#### [What you will do]
Write out all of the lines below, exactly and completely.

#### [Saved entries]
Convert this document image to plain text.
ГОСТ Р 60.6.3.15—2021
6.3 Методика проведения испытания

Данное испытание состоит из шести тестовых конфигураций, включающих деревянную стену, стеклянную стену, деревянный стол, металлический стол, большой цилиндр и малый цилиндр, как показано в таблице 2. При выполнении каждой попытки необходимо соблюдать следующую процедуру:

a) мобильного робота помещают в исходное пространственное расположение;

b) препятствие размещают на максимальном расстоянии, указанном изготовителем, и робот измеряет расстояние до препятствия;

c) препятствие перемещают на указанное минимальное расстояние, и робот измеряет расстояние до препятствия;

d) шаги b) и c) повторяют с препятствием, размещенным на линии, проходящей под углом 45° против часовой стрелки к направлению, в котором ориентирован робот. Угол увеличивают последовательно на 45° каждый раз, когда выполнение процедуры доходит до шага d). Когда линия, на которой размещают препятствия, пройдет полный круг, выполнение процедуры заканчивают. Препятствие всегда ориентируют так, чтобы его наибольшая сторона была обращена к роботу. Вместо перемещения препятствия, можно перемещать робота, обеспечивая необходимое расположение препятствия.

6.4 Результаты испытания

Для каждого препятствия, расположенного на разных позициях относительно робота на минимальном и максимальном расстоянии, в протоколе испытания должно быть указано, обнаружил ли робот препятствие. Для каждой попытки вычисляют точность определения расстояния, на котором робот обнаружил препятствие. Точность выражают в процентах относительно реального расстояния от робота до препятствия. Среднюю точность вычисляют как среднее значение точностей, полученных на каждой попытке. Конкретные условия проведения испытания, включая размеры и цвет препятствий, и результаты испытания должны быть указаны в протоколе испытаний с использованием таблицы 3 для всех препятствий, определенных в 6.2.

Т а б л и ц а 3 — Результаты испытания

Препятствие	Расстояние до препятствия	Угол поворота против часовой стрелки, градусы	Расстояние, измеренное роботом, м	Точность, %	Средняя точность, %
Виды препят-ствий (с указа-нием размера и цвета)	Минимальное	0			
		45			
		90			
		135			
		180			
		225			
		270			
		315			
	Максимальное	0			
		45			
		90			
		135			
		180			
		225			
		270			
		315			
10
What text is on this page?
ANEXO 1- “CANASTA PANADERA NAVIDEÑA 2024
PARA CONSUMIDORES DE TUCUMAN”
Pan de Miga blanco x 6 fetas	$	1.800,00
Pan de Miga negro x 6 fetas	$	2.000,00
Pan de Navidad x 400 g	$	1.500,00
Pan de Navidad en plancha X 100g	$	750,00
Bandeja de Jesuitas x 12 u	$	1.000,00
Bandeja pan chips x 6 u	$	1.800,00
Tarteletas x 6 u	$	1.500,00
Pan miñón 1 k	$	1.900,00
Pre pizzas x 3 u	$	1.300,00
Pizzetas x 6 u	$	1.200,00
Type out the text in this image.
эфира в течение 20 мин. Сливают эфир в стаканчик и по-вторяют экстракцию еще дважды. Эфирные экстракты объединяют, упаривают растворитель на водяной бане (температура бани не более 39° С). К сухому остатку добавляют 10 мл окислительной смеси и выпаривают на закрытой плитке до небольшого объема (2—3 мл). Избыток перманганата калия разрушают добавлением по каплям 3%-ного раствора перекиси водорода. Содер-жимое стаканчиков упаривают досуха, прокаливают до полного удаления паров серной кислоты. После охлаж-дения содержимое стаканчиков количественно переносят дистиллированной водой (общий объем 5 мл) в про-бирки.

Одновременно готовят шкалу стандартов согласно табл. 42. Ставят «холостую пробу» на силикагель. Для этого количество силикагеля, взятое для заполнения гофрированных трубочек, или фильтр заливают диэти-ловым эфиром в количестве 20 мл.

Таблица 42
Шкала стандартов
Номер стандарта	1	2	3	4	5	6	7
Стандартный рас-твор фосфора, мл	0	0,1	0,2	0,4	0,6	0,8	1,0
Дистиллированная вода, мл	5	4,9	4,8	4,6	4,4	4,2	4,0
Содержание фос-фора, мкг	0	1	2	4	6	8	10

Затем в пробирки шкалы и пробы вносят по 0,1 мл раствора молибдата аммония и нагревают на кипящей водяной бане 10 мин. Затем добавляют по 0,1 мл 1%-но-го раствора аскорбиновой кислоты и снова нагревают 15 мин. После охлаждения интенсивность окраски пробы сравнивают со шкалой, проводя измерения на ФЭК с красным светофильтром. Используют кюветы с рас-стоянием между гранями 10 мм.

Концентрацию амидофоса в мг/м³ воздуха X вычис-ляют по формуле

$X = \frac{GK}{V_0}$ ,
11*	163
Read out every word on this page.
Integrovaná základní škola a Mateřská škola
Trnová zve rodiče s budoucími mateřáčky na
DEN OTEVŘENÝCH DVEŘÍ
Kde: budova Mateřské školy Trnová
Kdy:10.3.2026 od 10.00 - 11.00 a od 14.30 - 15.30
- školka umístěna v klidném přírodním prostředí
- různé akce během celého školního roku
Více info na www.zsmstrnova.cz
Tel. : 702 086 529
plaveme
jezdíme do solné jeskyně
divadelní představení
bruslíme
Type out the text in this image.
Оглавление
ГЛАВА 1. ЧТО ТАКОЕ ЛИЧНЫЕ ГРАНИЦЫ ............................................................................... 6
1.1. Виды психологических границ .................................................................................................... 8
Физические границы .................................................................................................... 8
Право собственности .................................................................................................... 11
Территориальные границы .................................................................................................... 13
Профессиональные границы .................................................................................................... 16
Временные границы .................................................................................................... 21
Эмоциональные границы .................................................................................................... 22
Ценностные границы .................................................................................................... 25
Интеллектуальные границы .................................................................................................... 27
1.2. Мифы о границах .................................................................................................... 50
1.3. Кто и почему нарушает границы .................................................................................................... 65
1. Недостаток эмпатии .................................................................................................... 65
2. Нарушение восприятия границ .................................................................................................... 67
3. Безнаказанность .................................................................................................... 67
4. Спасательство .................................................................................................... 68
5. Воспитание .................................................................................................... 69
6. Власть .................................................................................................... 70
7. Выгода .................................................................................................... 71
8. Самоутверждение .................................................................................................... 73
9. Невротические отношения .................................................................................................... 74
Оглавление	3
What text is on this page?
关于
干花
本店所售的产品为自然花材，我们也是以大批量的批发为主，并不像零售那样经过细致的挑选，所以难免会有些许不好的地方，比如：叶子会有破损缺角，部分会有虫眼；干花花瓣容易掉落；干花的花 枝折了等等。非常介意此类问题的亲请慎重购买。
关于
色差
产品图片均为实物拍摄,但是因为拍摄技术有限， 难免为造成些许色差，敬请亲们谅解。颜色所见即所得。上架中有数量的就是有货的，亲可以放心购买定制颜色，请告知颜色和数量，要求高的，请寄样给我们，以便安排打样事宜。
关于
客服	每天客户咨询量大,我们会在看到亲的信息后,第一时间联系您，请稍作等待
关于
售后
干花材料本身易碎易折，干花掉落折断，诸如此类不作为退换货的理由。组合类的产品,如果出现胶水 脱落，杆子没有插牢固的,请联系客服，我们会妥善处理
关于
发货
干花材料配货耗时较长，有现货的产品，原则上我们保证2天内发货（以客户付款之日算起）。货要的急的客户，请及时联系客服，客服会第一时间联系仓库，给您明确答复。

#### [Exercise answer]
Convert this document image to plain text.
ГОСТ Р 60.6.3.15—2021
6.3 Методика проведения испытания

Данное испытание состоит из шести тестовых конфигураций, включающих деревянную стену, стеклянную стену, деревянный стол, металлический стол, большой цилиндр и малый цилиндр, как показано в таблице 2. При выполнении каждой попытки необходимо соблюдать следующую процедуру:

a) мобильного робота помещают в исходное пространственное расположение;

b) препятствие размещают на максимальном расстоянии, указанном изготовителем, и робот измеряет расстояние до препятствия;

c) препятствие перемещают на указанное минимальное расстояние, и робот измеряет расстояние до препятствия;

d) шаги b) и c) повторяют с препятствием, размещенным на линии, проходящей под углом 45° против часовой стрелки к направлению, в котором ориентирован робот. Угол увеличивают последовательно на 45° каждый раз, когда выполнение процедуры доходит до шага d). Когда линия, на которой размещают препятствия, пройдет полный круг, выполнение процедуры заканчивают. Препятствие всегда ориентируют так, чтобы его наибольшая сторона была обращена к роботу. Вместо перемещения препятствия, можно перемещать робота, обеспечивая необходимое расположение препятствия.

6.4 Результаты испытания

Для каждого препятствия, расположенного на разных позициях относительно робота на минимальном и максимальном расстоянии, в протоколе испытания должно быть указано, обнаружил ли робот препятствие. Для каждой попытки вычисляют точность определения расстояния, на котором робот обнаружил препятствие. Точность выражают в процентах относительно реального расстояния от робота до препятствия. Среднюю точность вычисляют как среднее значение точностей, полученных на каждой попытке. Конкретные условия проведения испытания, включая размеры и цвет препятствий, и результаты испытания должны быть указаны в протоколе испытаний с использованием таблицы 3 для всех препятствий, определенных в 6.2.

Т а б л и ц а 3 — Результаты испытания

Препятствие	Расстояние до препятствия	Угол поворота против часовой стрелки, градусы	Расстояние, измеренное роботом, м	Точность, %	Средняя точность, %
Виды препят-ствий (с указа-нием размера и цвета)	Минимальное	0			
		45			
		90			
		135			
		180			
		225			
		270			
		315			
	Максимальное	0			
		45			
		90			
		135			
		180			
		225			
		270			
		315			
10
What text is on this page?
ANEXO 1- “CANASTA PANADERA NAVIDEÑA 2024
PARA CONSUMIDORES DE TUCUMAN”
Pan de Miga blanco x 6 fetas	$	1.800,00
Pan de Miga negro x 6 fetas	$	2.000,00
Pan de Navidad x 400 g	$	1.500,00
Pan de Navidad en plancha X 100g	$	750,00
Bandeja de Jesuitas x 12 u	$	1.000,00
Bandeja pan chips x 6 u	$	1.800,00
Tarteletas x 6 u	$	1.500,00
Pan miñón 1 k	$	1.900,00
Pre pizzas x 3 u	$	1.300,00
Pizzetas x 6 u	$	1.200,00
Type out the text in this image.
эфира в течение 20 мин. Сливают эфир в стаканчик и по-вторяют экстракцию еще дважды. Эфирные экстракты объединяют, упаривают растворитель на водяной бане (температура бани не более 39° С). К сухому остатку добавляют 10 мл окислительной смеси и выпаривают на закрытой плитке до небольшого объема (2—3 мл). Избыток перманганата калия разрушают добавлением по каплям 3%-ного раствора перекиси водорода. Содер-жимое стаканчиков упаривают досуха, прокаливают до полного удаления паров серной кислоты. После охлаж-дения содержимое стаканчиков количественно переносят дистиллированной водой (общий объем 5 мл) в про-бирки.

Одновременно готовят шкалу стандартов согласно табл. 42. Ставят «холостую пробу» на силикагель. Для этого количество силикагеля, взятое для заполнения гофрированных трубочек, или фильтр заливают диэти-ловым эфиром в количестве 20 мл.

Таблица 42
Шкала стандартов
Номер стандарта	1	2	3	4	5	6	7
Стандартный рас-твор фосфора, мл	0	0,1	0,2	0,4	0,6	0,8	1,0
Дистиллированная вода, мл	5	4,9	4,8	4,6	4,4	4,2	4,0
Содержание фос-фора, мкг	0	1	2	4	6	8	10

Затем в пробирки шкалы и пробы вносят по 0,1 мл раствора молибдата аммония и нагревают на кипящей водяной бане 10 мин. Затем добавляют по 0,1 мл 1%-но-го раствора аскорбиновой кислоты и снова нагревают 15 мин. После охлаждения интенсивность окраски пробы сравнивают со шкалой, проводя измерения на ФЭК с красным светофильтром. Используют кюветы с рас-стоянием между гранями 10 мм.

Концентрацию амидофоса в мг/м³ воздуха X вычис-ляют по формуле

$X = \frac{GK}{V_0}$ ,
11*	163
Read out every word on this page.
Integrovaná základní škola a Mateřská škola
Trnová zve rodiče s budoucími mateřáčky na
DEN OTEVŘENÝCH DVEŘÍ
Kde: budova Mateřské školy Trnová
Kdy:10.3.2026 od 10.00 - 11.00 a od 14.30 - 15.30
- školka umístěna v klidném přírodním prostředí
- různé akce během celého školního roku
Více info na www.zsmstrnova.cz
Tel. : 702 086 529
plaveme
jezdíme do solné jeskyně
divadelní představení
bruslíme
Type out the text in this image.
Оглавление
ГЛАВА 1. ЧТО ТАКОЕ ЛИЧНЫЕ ГРАНИЦЫ ............................................................................... 6
1.1. Виды психологических границ .................................................................................................... 8
Физические границы .................................................................................................... 8
Право собственности .................................................................................................... 11
Территориальные границы .................................................................................................... 13
Профессиональные границы .................................................................................................... 16
Временные границы .................................................................................................... 21
Эмоциональные границы .................................................................................................... 22
Ценностные границы .................................................................................................... 25
Интеллектуальные границы .................................................................................................... 27
1.2. Мифы о границах .................................................................................................... 50
1.3. Кто и почему нарушает границы .................................................................................................... 65
1. Недостаток эмпатии .................................................................................................... 65
2. Нарушение восприятия границ .................................................................................................... 67
3. Безнаказанность .................................................................................................... 67
4. Спасательство .................................................................................................... 68
5. Воспитание .................................................................................................... 69
6. Власть .................................................................................................... 70
7. Выгода .................................................................................................... 71
8. Самоутверждение .................................................................................................... 73
9. Невротические отношения .................................................................................................... 74
Оглавление	3
What text is on this page?
关于
干花
本店所售的产品为自然花材，我们也是以大批量的批发为主，并不像零售那样经过细致的挑选，所以难免会有些许不好的地方，比如：叶子会有破损缺角，部分会有虫眼；干花花瓣容易掉落；干花的花 枝折了等等。非常介意此类问题的亲请慎重购买。
关于
色差
产品图片均为实物拍摄,但是因为拍摄技术有限， 难免为造成些许色差，敬请亲们谅解。颜色所见即所得。上架中有数量的就是有货的，亲可以放心购买定制颜色，请告知颜色和数量，要求高的，请寄样给我们，以便安排打样事宜。
关于
客服	每天客户咨询量大,我们会在看到亲的信息后,第一时间联系您，请稍作等待
关于
售后
干花材料本身易碎易折，干花掉落折断，诸如此类不作为退换货的理由。组合类的产品,如果出现胶水 脱落，杆子没有插牢固的,请联系客服，我们会妥善处理
关于
发货
干花材料配货耗时较长，有现货的产品，原则上我们保证2天内发货（以客户付款之日算起）。货要的急的客户，请及时联系客服，客服会第一时间联系仓库，给您明确答复。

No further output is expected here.